RECORDS SHOWN:
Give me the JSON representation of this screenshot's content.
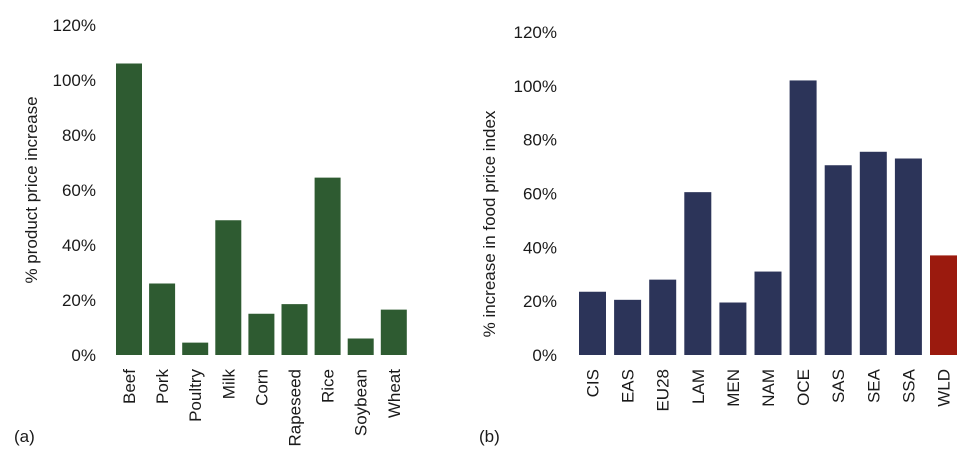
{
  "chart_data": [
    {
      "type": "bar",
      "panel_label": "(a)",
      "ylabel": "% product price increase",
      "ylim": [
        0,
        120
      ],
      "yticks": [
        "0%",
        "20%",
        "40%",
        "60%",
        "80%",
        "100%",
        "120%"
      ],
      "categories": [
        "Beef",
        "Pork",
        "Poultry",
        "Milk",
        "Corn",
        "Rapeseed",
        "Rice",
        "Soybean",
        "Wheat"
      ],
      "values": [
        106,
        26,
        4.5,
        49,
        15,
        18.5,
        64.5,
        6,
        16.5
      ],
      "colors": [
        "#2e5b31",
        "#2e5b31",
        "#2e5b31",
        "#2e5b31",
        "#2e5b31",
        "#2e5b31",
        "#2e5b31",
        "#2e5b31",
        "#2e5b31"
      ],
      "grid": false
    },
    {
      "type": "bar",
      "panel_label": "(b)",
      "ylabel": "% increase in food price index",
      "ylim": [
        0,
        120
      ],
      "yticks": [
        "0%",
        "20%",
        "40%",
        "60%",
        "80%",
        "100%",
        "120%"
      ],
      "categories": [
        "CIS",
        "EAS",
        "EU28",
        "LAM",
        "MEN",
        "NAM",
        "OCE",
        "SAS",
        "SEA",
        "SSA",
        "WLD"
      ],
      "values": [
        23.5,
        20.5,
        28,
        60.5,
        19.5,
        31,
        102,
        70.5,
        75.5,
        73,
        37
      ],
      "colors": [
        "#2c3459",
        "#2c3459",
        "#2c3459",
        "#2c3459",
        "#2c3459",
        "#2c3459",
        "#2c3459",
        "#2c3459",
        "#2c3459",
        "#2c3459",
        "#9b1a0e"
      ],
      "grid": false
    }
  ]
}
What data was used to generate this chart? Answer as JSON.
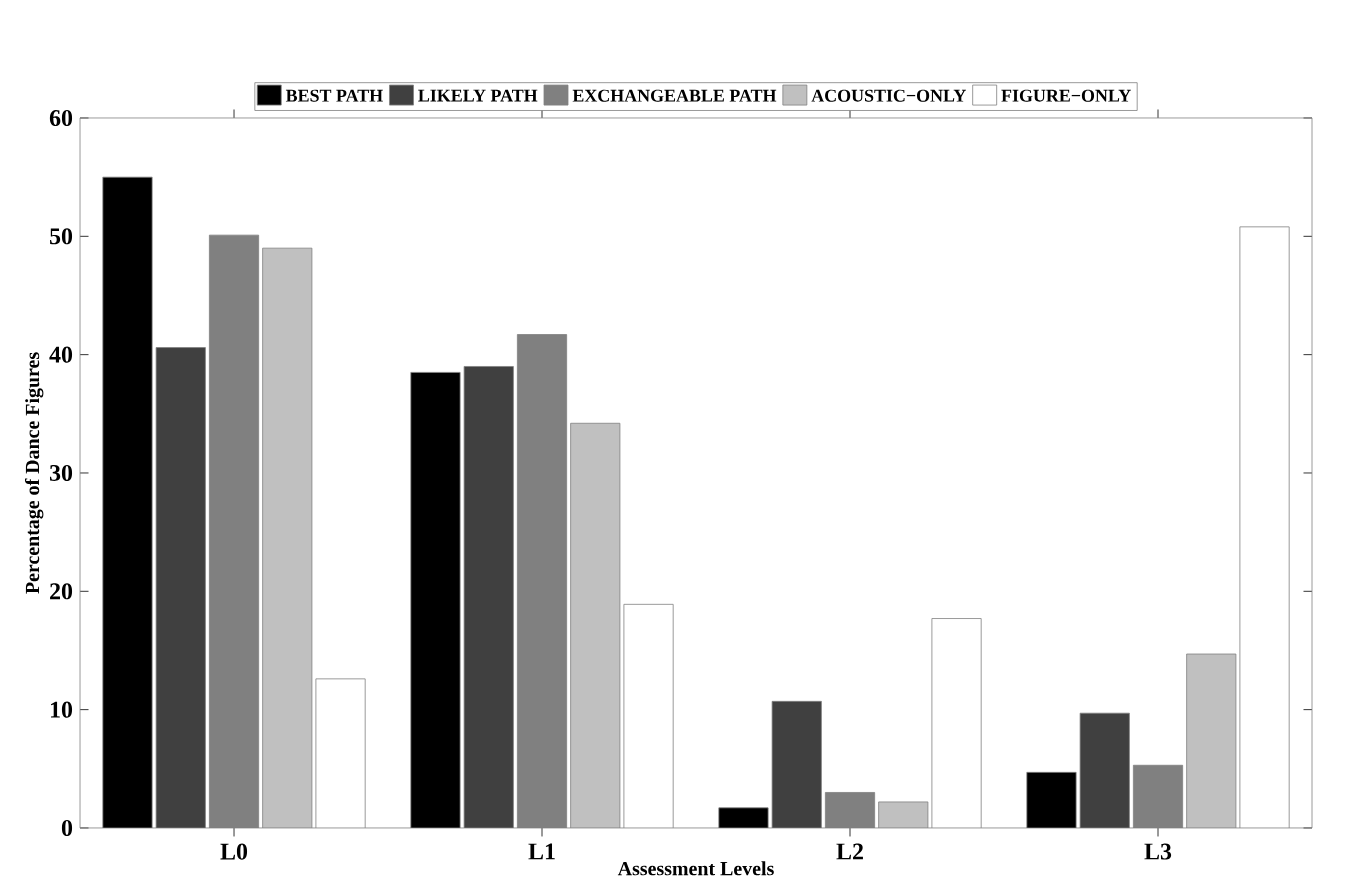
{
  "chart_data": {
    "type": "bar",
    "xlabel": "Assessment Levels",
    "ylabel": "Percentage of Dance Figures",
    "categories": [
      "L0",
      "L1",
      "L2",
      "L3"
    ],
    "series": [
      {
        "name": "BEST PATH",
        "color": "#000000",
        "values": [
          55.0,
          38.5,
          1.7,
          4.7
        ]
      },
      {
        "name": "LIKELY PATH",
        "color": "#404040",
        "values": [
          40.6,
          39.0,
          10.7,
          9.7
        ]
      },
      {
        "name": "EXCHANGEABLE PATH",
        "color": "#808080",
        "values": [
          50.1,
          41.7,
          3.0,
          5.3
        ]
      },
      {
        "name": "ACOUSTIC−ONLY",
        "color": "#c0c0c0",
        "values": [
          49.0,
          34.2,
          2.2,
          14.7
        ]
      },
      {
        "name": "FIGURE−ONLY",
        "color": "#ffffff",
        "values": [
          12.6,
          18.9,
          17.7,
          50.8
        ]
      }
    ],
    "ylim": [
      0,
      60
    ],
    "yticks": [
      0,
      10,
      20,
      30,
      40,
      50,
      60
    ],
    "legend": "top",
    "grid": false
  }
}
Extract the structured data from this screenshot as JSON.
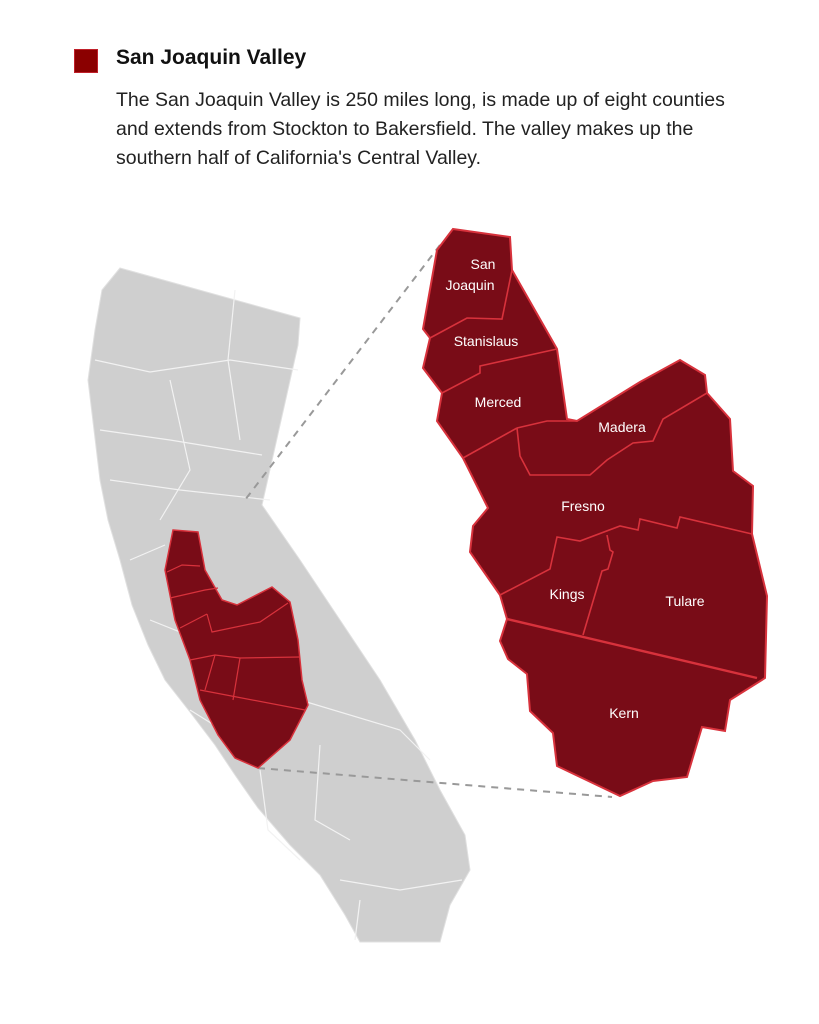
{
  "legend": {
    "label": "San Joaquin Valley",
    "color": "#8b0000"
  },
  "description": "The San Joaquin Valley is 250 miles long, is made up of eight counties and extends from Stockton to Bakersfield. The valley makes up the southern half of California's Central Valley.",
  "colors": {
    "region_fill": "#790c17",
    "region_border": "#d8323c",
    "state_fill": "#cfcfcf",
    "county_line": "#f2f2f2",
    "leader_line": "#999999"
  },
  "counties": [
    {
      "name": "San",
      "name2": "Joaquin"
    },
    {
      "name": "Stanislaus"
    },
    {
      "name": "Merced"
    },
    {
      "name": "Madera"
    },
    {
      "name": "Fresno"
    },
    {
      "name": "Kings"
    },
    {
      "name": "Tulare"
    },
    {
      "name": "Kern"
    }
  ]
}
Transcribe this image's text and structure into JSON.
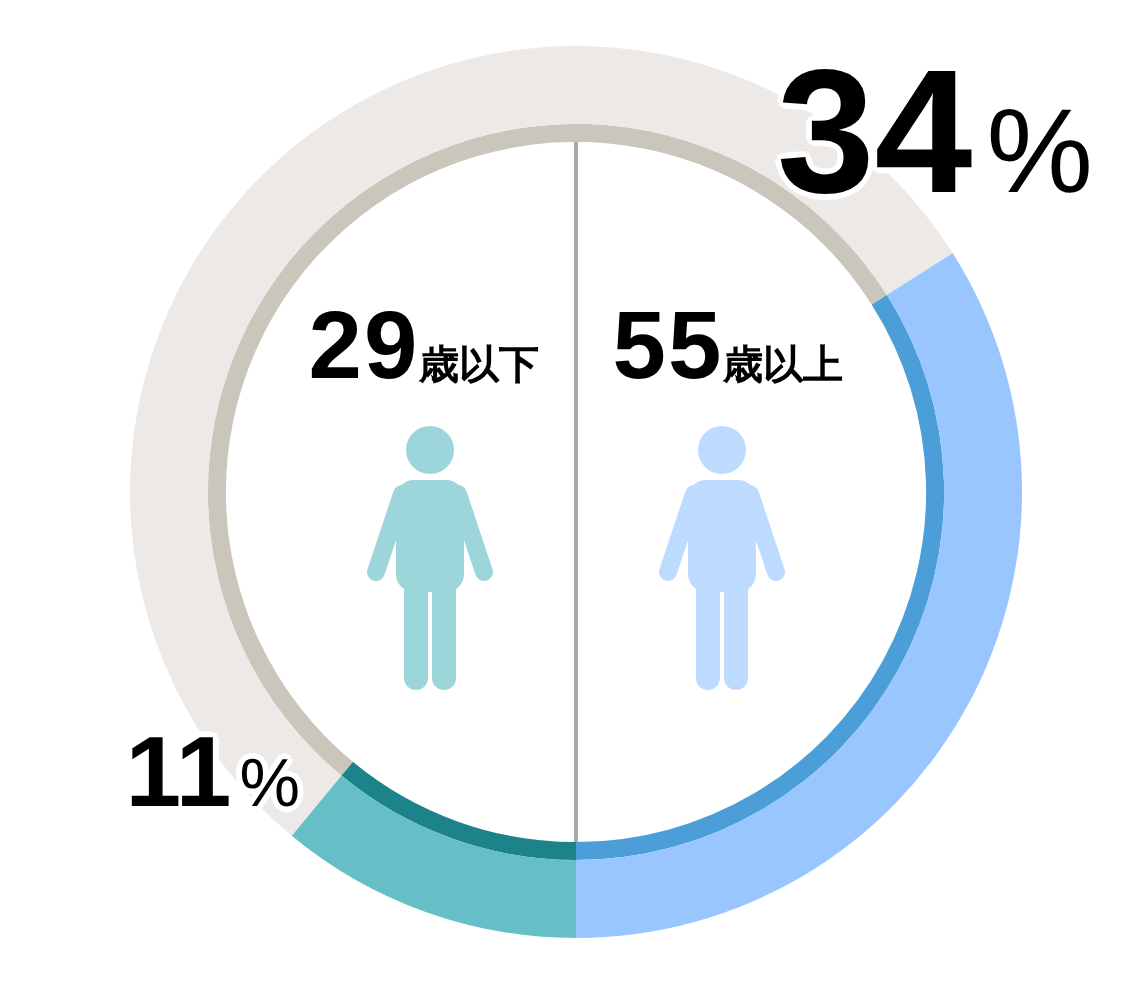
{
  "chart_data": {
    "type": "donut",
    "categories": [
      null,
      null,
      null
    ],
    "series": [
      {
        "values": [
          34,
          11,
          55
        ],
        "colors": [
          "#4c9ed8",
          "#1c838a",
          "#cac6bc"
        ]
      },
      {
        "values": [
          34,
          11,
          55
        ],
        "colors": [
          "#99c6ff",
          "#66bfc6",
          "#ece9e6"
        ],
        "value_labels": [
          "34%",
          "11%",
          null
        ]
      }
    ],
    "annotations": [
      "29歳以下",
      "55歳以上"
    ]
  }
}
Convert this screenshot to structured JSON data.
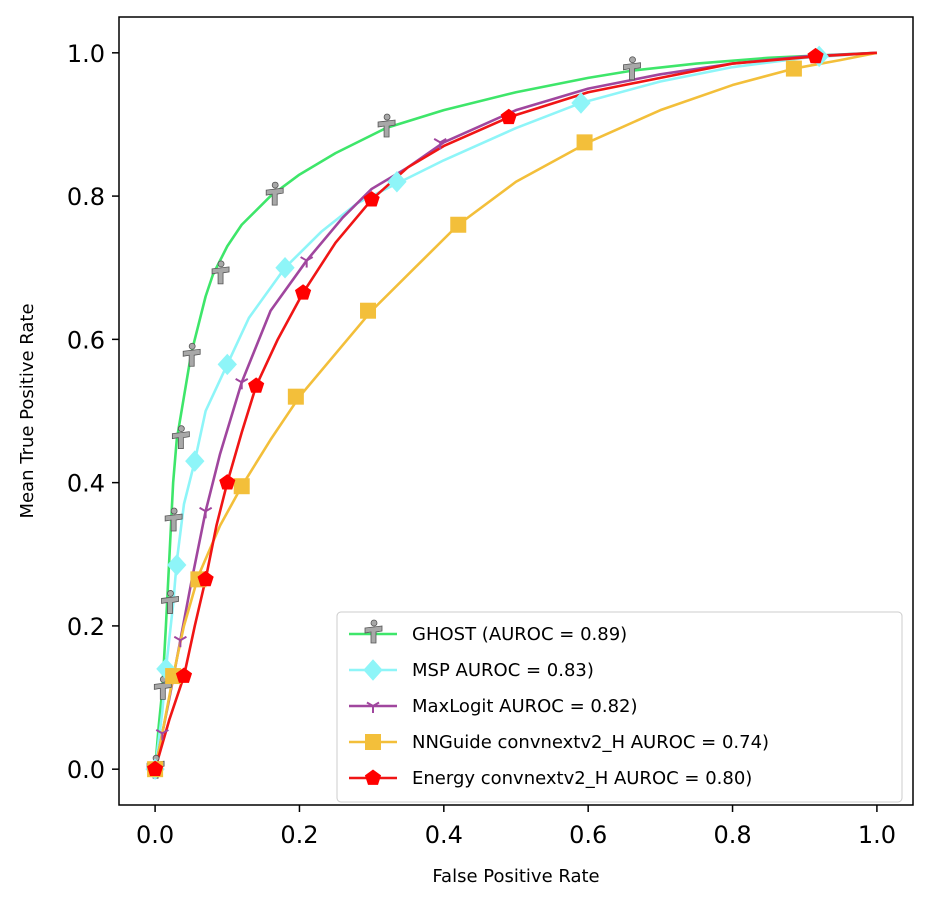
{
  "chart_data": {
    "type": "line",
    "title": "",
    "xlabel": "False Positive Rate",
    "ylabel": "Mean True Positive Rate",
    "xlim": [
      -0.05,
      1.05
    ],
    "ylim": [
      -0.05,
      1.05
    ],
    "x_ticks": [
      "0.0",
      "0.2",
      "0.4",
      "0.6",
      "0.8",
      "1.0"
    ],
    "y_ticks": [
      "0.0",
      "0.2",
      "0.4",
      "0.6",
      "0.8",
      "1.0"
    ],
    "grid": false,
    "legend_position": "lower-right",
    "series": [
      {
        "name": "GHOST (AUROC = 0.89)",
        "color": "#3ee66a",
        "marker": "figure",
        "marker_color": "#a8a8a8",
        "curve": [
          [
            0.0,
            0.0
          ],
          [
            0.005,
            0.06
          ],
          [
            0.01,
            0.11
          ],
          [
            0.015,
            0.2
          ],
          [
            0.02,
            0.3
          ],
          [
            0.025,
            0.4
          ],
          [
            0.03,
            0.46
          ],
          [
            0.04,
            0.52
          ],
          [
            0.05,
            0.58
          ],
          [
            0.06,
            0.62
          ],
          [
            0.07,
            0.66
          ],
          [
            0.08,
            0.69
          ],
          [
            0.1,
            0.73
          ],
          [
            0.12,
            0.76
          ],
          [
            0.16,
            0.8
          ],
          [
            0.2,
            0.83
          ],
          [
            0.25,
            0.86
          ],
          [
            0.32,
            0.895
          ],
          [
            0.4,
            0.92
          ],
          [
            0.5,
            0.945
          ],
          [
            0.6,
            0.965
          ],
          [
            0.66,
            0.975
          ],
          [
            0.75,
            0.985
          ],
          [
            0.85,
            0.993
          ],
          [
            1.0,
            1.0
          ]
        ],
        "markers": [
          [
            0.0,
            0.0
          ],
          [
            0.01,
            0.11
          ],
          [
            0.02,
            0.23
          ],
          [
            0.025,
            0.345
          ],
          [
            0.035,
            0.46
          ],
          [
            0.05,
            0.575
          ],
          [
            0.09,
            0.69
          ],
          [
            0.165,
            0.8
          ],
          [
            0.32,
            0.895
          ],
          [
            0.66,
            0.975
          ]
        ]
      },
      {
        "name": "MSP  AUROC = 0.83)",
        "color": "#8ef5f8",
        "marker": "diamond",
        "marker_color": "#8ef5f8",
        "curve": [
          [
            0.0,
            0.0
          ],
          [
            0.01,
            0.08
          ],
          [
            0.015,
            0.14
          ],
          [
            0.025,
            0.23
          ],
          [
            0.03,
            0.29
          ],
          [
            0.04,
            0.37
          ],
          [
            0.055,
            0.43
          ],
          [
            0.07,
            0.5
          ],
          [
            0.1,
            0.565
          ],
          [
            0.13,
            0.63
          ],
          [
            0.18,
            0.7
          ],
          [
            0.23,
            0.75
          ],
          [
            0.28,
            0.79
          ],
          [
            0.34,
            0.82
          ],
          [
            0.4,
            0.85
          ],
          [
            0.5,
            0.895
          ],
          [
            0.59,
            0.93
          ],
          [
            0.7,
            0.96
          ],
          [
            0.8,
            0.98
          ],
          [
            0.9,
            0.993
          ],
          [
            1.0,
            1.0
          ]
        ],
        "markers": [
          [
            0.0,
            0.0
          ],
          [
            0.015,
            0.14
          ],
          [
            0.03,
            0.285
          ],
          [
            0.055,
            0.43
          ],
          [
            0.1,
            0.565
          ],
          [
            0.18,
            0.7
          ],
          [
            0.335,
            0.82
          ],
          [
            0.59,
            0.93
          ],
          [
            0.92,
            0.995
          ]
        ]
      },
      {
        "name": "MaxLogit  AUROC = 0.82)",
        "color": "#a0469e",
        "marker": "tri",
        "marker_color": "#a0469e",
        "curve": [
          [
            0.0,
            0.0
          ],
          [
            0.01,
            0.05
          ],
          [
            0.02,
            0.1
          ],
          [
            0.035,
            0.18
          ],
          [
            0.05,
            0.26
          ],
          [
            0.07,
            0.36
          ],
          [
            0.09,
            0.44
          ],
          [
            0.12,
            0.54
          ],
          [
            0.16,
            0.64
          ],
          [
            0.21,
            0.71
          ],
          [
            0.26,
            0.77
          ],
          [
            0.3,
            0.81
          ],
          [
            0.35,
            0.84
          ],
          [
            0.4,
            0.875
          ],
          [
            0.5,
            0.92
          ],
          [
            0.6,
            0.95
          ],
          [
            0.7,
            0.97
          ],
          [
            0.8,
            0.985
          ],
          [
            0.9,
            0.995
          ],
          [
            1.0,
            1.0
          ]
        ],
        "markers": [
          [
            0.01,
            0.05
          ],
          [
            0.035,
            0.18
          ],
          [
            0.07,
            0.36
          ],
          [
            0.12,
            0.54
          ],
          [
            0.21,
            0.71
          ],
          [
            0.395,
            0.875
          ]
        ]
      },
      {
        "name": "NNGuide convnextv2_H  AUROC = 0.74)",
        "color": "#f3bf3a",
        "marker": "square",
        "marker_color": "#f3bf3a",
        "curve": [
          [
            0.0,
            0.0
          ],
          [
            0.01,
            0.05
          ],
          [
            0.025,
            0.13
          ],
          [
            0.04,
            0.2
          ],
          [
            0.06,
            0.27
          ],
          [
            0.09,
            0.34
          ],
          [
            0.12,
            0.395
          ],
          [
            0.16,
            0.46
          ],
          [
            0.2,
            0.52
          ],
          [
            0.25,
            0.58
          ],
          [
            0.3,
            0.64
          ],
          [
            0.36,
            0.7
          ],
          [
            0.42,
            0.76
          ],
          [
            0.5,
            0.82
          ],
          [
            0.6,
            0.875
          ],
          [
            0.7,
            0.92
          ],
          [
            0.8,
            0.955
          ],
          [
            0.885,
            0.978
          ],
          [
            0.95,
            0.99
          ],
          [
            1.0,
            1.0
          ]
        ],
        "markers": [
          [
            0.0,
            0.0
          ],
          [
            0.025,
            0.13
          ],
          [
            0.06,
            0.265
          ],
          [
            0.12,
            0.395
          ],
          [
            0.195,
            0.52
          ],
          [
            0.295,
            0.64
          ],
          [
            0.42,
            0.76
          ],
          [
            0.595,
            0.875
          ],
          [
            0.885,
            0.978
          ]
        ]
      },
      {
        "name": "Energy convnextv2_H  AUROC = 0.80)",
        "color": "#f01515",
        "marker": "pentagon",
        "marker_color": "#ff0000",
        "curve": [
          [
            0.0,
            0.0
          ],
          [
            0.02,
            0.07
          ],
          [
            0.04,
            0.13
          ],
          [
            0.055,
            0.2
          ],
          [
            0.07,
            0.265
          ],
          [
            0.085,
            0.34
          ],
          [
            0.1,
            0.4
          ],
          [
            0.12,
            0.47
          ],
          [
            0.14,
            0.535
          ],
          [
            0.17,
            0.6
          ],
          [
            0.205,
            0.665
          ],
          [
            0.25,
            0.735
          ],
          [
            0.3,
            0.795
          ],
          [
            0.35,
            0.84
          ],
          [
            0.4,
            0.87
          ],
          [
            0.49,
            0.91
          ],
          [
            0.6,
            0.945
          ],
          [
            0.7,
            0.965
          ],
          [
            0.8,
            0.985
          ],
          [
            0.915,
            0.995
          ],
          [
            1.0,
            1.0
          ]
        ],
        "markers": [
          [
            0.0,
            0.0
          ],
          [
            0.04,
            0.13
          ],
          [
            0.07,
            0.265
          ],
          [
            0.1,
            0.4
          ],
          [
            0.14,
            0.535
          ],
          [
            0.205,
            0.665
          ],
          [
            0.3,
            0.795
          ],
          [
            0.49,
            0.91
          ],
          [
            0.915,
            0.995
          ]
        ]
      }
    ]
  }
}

THE EXERCISE:
Look through the data above. Each line containing the word "increase" needs to be copied.

TASK SOLUTION:
      "ylabel": "% product price increase",
      "ylabel": "% increase in food price index",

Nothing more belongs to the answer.